--- start of Exercise data ---

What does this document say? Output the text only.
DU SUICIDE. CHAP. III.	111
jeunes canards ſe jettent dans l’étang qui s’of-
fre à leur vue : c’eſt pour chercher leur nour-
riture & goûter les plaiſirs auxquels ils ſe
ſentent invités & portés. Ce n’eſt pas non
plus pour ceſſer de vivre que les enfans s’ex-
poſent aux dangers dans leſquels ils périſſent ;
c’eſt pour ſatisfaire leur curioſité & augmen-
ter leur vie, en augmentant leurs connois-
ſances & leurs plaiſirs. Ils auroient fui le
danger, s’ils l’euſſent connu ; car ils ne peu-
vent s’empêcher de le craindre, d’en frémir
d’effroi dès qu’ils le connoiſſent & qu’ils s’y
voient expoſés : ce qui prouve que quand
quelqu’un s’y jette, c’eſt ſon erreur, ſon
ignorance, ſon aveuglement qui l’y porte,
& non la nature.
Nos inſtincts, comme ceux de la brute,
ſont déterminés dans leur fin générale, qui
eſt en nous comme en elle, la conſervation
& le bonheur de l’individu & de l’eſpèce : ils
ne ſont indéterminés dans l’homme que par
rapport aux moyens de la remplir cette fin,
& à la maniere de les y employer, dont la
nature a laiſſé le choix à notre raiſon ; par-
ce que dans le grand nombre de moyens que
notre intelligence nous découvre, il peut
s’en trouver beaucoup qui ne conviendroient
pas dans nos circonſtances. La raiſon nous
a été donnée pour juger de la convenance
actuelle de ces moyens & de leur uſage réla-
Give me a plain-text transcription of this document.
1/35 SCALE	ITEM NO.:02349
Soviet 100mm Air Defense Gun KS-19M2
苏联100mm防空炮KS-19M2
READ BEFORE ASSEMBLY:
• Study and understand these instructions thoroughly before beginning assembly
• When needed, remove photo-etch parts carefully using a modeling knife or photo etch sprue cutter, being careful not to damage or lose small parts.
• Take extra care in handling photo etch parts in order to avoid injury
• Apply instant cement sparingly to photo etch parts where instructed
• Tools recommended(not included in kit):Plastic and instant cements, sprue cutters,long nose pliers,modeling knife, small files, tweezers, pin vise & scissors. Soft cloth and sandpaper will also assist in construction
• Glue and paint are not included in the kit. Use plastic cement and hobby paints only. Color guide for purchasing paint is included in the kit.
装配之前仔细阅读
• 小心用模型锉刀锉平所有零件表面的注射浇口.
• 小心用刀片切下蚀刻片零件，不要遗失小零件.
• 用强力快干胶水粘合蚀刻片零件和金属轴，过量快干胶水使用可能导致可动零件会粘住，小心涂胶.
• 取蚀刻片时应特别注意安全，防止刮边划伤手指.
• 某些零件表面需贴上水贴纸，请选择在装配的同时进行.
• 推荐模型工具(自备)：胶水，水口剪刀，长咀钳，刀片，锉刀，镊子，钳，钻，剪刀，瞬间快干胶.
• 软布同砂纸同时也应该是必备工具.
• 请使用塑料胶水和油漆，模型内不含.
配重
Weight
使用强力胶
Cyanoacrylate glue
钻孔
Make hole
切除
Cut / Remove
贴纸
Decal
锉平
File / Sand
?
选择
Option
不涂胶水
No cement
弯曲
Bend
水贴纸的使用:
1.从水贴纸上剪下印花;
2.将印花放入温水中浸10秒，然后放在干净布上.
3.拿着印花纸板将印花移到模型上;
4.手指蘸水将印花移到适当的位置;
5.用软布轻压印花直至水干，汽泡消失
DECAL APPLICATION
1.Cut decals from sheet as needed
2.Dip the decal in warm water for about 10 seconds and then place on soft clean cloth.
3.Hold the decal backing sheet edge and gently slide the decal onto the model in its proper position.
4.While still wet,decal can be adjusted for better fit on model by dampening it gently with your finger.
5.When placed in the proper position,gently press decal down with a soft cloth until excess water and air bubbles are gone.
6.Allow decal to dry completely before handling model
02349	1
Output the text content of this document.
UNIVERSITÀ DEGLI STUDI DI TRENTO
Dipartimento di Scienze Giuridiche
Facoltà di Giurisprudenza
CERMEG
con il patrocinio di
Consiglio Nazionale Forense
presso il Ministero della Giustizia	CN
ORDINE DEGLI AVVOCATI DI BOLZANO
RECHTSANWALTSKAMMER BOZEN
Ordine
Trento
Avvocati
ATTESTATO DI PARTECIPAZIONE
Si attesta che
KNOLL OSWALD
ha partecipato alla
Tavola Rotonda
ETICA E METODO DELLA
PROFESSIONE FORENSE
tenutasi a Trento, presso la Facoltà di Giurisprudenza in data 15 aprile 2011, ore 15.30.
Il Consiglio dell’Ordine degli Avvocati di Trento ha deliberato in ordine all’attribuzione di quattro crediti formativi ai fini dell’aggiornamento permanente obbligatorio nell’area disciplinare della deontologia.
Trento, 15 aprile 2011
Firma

--- end of Exercise data ---

Output all records verbatim.

The response:
What does this document say? Output the text only.
DU SUICIDE. CHAP. III.	111
jeunes canards ſe jettent dans l’étang qui s’of-
fre à leur vue : c’eſt pour chercher leur nour-
riture & goûter les plaiſirs auxquels ils ſe
ſentent invités & portés. Ce n’eſt pas non
plus pour ceſſer de vivre que les enfans s’ex-
poſent aux dangers dans leſquels ils périſſent ;
c’eſt pour ſatisfaire leur curioſité & augmen-
ter leur vie, en augmentant leurs connois-
ſances & leurs plaiſirs. Ils auroient fui le
danger, s’ils l’euſſent connu ; car ils ne peu-
vent s’empêcher de le craindre, d’en frémir
d’effroi dès qu’ils le connoiſſent & qu’ils s’y
voient expoſés : ce qui prouve que quand
quelqu’un s’y jette, c’eſt ſon erreur, ſon
ignorance, ſon aveuglement qui l’y porte,
& non la nature.
Nos inſtincts, comme ceux de la brute,
ſont déterminés dans leur fin générale, qui
eſt en nous comme en elle, la conſervation
& le bonheur de l’individu & de l’eſpèce : ils
ne ſont indéterminés dans l’homme que par
rapport aux moyens de la remplir cette fin,
& à la maniere de les y employer, dont la
nature a laiſſé le choix à notre raiſon ; par-
ce que dans le grand nombre de moyens que
notre intelligence nous découvre, il peut
s’en trouver beaucoup qui ne conviendroient
pas dans nos circonſtances. La raiſon nous
a été donnée pour juger de la convenance
actuelle de ces moyens & de leur uſage réla-
Give me a plain-text transcription of this document.
1/35 SCALE	ITEM NO.:02349
Soviet 100mm Air Defense Gun KS-19M2
苏联100mm防空炮KS-19M2
READ BEFORE ASSEMBLY:
• Study and understand these instructions thoroughly before beginning assembly
• When needed, remove photo-etch parts carefully using a modeling knife or photo etch sprue cutter, being careful not to damage or lose small parts.
• Take extra care in handling photo etch parts in order to avoid injury
• Apply instant cement sparingly to photo etch parts where instructed
• Tools recommended(not included in kit):Plastic and instant cements, sprue cutters,long nose pliers,modeling knife, small files, tweezers, pin vise & scissors. Soft cloth and sandpaper will also assist in construction
• Glue and paint are not included in the kit. Use plastic cement and hobby paints only. Color guide for purchasing paint is included in the kit.
装配之前仔细阅读
• 小心用模型锉刀锉平所有零件表面的注射浇口.
• 小心用刀片切下蚀刻片零件，不要遗失小零件.
• 用强力快干胶水粘合蚀刻片零件和金属轴，过量快干胶水使用可能导致可动零件会粘住，小心涂胶.
• 取蚀刻片时应特别注意安全，防止刮边划伤手指.
• 某些零件表面需贴上水贴纸，请选择在装配的同时进行.
• 推荐模型工具(自备)：胶水，水口剪刀，长咀钳，刀片，锉刀，镊子，钳，钻，剪刀，瞬间快干胶.
• 软布同砂纸同时也应该是必备工具.
• 请使用塑料胶水和油漆，模型内不含.
配重
Weight
使用强力胶
Cyanoacrylate glue
钻孔
Make hole
切除
Cut / Remove
贴纸
Decal
锉平
File / Sand
?
选择
Option
不涂胶水
No cement
弯曲
Bend
水贴纸的使用:
1.从水贴纸上剪下印花;
2.将印花放入温水中浸10秒，然后放在干净布上.
3.拿着印花纸板将印花移到模型上;
4.手指蘸水将印花移到适当的位置;
5.用软布轻压印花直至水干，汽泡消失
DECAL APPLICATION
1.Cut decals from sheet as needed
2.Dip the decal in warm water for about 10 seconds and then place on soft clean cloth.
3.Hold the decal backing sheet edge and gently slide the decal onto the model in its proper position.
4.While still wet,decal can be adjusted for better fit on model by dampening it gently with your finger.
5.When placed in the proper position,gently press decal down with a soft cloth until excess water and air bubbles are gone.
6.Allow decal to dry completely before handling model
02349	1
Output the text content of this document.
UNIVERSITÀ DEGLI STUDI DI TRENTO
Dipartimento di Scienze Giuridiche
Facoltà di Giurisprudenza
CERMEG
con il patrocinio di
Consiglio Nazionale Forense
presso il Ministero della Giustizia	CN
ORDINE DEGLI AVVOCATI DI BOLZANO
RECHTSANWALTSKAMMER BOZEN
Ordine
Trento
Avvocati
ATTESTATO DI PARTECIPAZIONE
Si attesta che
KNOLL OSWALD
ha partecipato alla
Tavola Rotonda
ETICA E METODO DELLA
PROFESSIONE FORENSE
tenutasi a Trento, presso la Facoltà di Giurisprudenza in data 15 aprile 2011, ore 15.30.
Il Consiglio dell’Ordine degli Avvocati di Trento ha deliberato in ordine all’attribuzione di quattro crediti formativi ai fini dell’aggiornamento permanente obbligatorio nell’area disciplinare della deontologia.
Trento, 15 aprile 2011
Firma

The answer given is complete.